● Direction: Check each line of the material. Copy those containing "title".

● Records that describe figures:
** begin **

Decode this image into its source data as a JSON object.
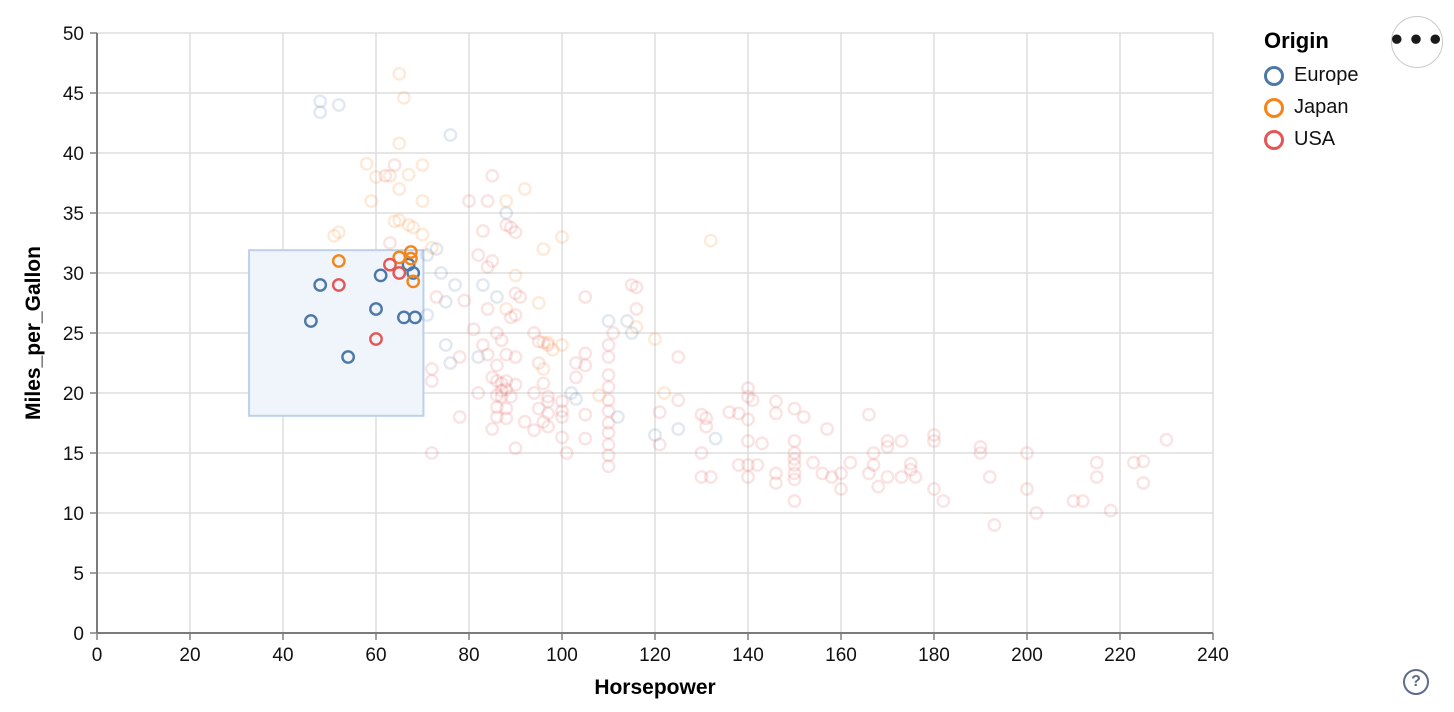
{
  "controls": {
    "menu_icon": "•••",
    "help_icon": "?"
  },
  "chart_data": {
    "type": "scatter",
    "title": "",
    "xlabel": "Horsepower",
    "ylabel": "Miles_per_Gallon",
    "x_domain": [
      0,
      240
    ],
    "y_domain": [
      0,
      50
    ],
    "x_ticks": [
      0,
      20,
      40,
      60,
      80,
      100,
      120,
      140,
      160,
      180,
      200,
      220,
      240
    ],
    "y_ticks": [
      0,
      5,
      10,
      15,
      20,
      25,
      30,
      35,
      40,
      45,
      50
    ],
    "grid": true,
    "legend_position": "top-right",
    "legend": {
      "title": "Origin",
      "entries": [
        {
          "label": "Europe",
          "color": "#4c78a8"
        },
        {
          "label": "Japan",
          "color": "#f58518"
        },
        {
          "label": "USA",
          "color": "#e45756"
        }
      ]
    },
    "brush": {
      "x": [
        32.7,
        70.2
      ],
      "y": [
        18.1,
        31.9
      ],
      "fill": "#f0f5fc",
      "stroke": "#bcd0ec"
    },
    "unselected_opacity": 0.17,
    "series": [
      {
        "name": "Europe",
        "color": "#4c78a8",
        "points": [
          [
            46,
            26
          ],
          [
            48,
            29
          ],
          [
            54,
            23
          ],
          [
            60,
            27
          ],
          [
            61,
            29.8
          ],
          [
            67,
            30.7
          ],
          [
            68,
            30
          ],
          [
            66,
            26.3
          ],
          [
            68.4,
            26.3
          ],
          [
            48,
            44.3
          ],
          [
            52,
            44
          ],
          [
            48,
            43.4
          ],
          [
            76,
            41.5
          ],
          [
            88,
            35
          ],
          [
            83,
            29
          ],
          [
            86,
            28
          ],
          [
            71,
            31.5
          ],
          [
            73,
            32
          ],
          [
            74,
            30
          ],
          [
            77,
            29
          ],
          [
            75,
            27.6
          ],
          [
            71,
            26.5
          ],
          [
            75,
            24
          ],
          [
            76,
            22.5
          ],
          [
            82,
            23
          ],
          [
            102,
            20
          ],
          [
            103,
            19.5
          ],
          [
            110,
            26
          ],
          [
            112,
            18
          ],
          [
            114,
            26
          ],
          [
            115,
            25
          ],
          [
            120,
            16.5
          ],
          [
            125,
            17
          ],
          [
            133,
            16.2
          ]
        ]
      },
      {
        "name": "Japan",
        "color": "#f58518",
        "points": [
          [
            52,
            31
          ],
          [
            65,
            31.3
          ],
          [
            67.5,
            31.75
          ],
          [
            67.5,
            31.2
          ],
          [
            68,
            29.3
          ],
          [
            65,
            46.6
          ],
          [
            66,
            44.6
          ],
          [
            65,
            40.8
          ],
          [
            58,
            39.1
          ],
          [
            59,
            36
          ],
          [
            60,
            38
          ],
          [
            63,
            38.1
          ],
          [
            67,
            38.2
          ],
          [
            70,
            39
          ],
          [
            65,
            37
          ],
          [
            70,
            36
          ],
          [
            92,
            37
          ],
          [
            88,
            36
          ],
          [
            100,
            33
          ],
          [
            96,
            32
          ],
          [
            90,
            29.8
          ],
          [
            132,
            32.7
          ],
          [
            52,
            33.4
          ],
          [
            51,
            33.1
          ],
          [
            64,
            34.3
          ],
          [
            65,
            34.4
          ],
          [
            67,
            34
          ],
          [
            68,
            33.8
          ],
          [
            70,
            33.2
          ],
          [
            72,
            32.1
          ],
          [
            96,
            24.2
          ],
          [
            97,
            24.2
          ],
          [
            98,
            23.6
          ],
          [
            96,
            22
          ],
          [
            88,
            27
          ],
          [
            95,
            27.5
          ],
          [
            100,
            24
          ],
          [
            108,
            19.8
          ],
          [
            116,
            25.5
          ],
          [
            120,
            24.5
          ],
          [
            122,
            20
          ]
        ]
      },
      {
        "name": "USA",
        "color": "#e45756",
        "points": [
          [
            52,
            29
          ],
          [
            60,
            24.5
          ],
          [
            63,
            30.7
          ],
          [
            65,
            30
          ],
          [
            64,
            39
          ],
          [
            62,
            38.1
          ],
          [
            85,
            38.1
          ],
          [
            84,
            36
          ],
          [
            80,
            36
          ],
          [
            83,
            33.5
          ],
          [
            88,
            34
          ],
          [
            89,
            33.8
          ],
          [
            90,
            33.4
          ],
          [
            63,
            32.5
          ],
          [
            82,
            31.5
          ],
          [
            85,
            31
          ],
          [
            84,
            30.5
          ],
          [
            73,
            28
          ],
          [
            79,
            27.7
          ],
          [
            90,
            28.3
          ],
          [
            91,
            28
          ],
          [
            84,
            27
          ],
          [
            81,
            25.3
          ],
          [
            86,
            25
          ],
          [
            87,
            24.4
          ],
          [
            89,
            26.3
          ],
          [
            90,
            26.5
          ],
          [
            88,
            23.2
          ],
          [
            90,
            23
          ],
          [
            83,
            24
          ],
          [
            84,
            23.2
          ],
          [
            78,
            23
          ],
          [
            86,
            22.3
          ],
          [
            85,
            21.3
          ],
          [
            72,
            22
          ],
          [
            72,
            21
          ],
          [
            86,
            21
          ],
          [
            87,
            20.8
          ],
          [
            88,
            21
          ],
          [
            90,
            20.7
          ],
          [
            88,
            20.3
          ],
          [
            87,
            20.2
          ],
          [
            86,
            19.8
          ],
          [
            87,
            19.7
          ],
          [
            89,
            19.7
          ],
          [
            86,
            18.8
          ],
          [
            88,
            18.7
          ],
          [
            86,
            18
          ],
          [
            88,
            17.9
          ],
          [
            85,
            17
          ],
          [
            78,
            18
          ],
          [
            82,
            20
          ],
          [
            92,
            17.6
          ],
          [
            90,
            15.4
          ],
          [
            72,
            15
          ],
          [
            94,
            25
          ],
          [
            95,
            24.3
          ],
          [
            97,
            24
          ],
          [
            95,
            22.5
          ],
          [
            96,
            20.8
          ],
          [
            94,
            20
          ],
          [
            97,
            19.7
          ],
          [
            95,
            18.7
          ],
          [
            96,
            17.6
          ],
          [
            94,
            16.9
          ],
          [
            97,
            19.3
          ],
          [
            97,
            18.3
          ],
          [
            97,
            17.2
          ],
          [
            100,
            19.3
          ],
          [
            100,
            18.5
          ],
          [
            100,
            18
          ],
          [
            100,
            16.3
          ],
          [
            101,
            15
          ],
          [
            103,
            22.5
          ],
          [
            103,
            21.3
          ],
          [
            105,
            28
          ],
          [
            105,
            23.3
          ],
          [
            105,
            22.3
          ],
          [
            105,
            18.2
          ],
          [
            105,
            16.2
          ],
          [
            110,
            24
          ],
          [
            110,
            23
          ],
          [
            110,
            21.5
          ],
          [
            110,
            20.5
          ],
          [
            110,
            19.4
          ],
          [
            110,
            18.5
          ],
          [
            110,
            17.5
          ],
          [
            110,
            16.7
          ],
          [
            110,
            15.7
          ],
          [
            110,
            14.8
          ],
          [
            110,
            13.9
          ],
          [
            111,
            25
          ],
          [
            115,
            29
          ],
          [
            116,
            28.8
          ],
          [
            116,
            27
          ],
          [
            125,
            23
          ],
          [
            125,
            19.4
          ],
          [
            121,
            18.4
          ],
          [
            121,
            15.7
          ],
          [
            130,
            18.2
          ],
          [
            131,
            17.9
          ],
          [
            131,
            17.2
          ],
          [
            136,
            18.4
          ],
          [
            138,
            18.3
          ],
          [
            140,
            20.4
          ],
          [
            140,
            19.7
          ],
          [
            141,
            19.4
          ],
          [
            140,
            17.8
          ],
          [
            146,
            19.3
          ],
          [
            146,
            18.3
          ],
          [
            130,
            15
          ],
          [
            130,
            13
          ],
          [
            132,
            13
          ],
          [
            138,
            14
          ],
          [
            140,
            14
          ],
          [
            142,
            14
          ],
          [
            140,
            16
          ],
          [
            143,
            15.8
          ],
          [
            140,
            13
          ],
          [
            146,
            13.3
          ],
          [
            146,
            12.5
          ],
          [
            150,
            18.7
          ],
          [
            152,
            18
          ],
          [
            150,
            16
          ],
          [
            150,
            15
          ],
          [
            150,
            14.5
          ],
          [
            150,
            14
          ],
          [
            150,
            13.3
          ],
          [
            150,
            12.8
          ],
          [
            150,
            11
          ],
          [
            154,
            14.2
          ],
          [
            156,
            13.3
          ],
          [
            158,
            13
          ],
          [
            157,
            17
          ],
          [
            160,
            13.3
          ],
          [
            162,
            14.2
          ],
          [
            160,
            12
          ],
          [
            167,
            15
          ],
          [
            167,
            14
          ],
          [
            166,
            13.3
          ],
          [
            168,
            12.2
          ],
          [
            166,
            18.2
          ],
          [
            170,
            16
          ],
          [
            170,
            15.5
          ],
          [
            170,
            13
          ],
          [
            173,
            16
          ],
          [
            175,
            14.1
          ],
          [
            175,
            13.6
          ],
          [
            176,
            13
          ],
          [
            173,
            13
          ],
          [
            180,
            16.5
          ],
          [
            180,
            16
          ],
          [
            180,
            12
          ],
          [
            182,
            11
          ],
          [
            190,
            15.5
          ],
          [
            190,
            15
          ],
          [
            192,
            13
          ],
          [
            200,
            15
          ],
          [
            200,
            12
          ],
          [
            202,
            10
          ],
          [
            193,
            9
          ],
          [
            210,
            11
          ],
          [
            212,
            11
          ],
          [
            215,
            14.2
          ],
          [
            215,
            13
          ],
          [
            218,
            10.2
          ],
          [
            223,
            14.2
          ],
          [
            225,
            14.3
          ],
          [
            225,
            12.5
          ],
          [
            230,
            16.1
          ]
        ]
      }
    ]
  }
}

** end **
** begin **

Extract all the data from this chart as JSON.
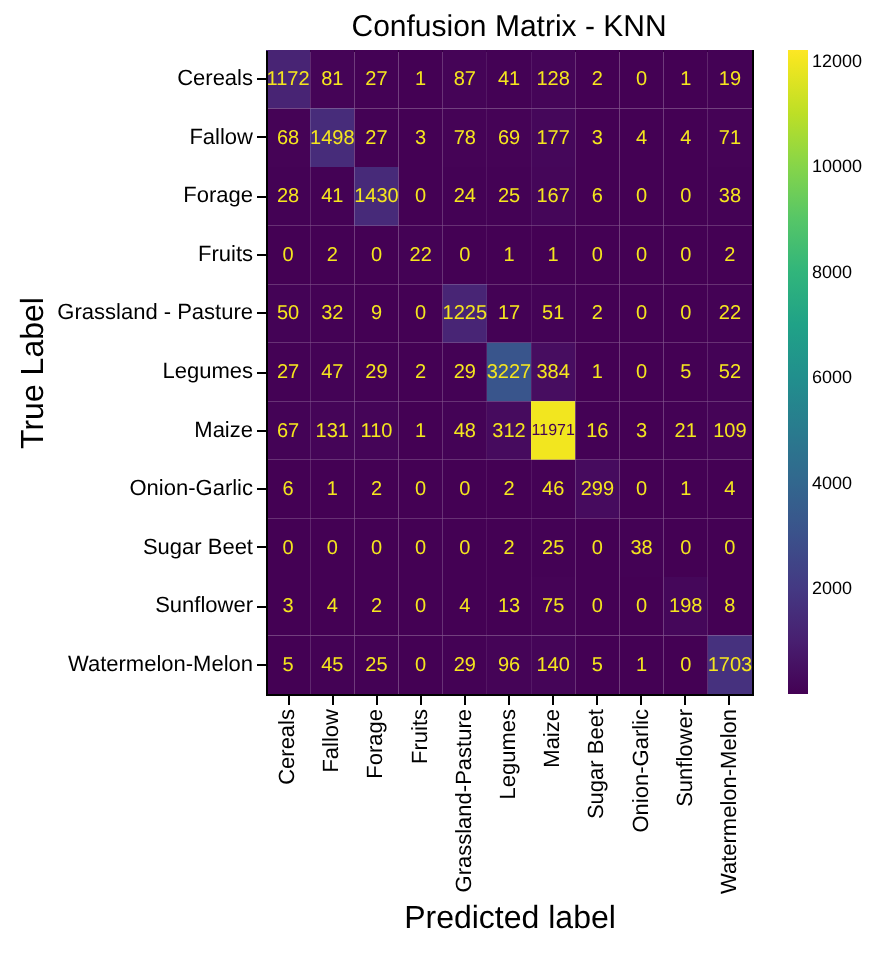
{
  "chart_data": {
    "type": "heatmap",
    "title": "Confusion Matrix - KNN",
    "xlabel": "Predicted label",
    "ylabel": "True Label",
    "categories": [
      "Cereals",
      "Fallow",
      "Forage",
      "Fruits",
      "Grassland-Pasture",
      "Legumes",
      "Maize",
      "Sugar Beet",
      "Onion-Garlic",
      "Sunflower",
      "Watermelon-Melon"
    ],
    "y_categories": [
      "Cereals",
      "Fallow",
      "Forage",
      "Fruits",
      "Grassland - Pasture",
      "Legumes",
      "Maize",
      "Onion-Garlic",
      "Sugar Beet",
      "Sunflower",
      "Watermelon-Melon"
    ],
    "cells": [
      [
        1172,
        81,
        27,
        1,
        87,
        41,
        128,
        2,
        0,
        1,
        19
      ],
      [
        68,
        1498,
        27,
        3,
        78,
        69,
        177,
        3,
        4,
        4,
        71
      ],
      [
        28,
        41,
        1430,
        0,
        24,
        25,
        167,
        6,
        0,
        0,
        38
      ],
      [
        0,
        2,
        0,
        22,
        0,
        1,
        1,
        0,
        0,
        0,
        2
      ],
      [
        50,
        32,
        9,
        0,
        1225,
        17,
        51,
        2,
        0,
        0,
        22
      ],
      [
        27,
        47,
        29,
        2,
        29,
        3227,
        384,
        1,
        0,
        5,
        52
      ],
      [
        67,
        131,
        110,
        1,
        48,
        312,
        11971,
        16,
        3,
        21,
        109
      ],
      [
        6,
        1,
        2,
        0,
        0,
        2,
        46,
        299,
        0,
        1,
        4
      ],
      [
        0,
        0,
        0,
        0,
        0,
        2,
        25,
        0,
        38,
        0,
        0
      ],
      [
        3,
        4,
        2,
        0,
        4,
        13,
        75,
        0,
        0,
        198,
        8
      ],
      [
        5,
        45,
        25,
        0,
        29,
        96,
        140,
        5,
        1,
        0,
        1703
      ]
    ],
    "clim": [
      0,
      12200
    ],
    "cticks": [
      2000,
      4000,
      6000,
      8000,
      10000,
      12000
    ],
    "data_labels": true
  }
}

** end **

● Task solution:
    "title": "",
      "title": "Origin",
    "title": "Confusion Matrix - KNN",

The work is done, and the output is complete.